• Written problem
Find the lines of data that contain the string "Account", then list them.

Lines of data
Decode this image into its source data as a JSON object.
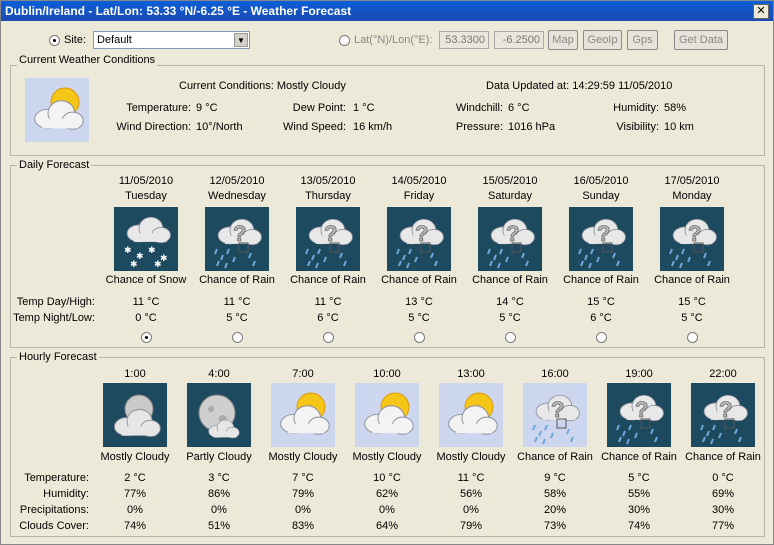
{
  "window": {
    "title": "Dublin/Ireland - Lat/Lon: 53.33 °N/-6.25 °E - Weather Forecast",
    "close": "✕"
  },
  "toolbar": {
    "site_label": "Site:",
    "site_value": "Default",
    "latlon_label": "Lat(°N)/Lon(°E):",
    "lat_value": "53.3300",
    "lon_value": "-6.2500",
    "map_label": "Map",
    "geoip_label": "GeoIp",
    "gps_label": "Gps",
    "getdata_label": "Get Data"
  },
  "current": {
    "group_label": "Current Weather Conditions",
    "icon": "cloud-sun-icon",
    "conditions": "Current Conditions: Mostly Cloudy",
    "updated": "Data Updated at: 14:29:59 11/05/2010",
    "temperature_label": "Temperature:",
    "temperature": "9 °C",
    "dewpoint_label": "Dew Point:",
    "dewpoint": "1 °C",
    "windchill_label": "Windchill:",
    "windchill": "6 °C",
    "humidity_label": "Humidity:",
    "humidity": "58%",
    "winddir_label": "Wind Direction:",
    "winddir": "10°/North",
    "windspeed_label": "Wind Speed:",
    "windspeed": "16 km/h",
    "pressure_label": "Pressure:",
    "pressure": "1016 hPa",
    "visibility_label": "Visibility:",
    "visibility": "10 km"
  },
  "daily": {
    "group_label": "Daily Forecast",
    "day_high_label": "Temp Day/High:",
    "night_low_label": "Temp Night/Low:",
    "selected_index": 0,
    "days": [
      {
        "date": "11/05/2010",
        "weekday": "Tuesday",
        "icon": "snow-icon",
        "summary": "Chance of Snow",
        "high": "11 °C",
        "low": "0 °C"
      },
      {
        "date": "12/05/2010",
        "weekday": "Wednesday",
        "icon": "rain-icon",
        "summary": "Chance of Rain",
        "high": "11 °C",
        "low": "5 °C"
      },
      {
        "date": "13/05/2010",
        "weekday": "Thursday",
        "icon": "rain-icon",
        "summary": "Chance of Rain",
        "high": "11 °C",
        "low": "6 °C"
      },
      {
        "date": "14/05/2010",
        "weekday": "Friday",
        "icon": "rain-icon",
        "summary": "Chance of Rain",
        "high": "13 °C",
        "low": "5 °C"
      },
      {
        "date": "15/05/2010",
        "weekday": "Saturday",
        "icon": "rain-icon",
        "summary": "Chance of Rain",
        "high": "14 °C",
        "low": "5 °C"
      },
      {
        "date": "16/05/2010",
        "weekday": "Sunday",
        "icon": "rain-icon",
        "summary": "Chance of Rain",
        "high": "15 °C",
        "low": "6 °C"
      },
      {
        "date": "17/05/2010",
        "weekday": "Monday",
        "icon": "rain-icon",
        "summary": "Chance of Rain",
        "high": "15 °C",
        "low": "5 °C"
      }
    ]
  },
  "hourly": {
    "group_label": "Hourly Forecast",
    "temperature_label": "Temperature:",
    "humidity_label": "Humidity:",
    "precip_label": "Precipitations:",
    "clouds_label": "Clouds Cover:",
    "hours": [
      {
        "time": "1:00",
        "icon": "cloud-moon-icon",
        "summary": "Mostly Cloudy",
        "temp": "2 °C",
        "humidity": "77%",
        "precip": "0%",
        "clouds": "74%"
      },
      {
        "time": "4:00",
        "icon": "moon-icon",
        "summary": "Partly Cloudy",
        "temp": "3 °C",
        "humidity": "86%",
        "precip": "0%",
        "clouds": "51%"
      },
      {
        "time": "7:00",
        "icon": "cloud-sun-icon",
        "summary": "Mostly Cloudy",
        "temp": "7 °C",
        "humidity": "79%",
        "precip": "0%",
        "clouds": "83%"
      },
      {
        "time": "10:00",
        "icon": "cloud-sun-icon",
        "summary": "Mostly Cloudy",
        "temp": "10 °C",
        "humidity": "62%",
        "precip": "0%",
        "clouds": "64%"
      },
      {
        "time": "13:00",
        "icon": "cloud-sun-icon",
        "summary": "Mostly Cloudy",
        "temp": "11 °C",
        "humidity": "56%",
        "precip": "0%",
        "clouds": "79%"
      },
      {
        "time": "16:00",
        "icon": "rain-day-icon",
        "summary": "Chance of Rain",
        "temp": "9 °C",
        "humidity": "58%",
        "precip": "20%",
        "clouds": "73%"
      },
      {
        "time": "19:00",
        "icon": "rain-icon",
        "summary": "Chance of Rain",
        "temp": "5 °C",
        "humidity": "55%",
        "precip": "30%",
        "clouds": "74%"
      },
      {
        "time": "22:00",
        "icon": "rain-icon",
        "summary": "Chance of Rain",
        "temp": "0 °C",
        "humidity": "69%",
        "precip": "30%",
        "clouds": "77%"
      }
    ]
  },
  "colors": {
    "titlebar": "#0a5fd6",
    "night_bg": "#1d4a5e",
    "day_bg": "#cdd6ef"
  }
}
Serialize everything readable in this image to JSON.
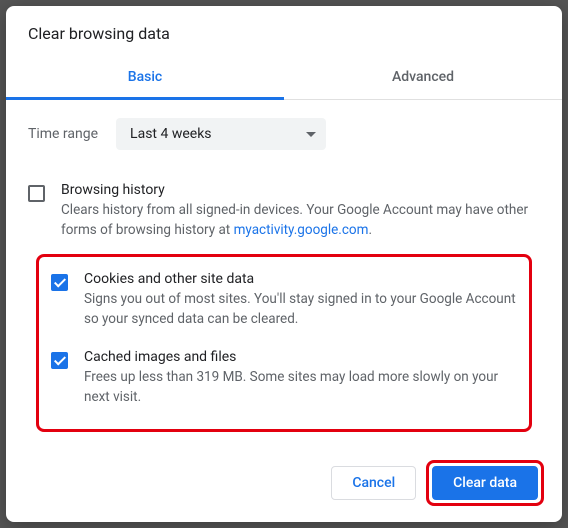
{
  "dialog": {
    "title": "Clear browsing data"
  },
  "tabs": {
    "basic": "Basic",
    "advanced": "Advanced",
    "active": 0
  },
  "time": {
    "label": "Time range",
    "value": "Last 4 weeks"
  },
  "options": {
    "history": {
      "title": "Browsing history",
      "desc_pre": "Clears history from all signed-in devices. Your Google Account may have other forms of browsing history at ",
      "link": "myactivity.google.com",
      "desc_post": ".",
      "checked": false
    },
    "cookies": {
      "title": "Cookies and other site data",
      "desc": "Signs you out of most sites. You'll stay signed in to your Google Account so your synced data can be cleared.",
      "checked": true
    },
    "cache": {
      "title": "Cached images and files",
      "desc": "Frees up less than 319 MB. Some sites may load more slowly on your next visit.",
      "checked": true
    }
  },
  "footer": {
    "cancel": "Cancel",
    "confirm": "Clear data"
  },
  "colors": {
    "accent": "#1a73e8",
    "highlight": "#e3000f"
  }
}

• The answer
      "desc_pre": "Clears history from all signed-in devices. Your Google Account may have other forms of browsing history at ",
      "desc": "Signs you out of most sites. You'll stay signed in to your Google Account so your synced data can be cleared.",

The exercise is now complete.